◆ **Exercise directions**
For the string "Risk", find every matching line in the records and copy it.
BEGIN Record excerpts
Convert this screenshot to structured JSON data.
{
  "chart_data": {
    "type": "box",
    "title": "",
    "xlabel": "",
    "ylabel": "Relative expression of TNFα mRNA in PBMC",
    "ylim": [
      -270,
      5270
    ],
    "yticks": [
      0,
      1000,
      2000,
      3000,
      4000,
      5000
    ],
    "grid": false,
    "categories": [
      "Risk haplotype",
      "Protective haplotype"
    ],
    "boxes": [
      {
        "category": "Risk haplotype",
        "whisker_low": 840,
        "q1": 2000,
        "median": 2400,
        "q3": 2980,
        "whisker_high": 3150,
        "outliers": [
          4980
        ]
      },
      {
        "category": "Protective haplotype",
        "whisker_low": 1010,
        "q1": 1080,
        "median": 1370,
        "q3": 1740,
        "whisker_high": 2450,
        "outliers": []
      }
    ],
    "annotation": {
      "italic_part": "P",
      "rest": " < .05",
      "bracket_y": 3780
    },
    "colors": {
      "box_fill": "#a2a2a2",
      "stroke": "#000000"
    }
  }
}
END Record excerpts
◆ **Completed task**
      "Risk haplotype",
        "category": "Risk haplotype",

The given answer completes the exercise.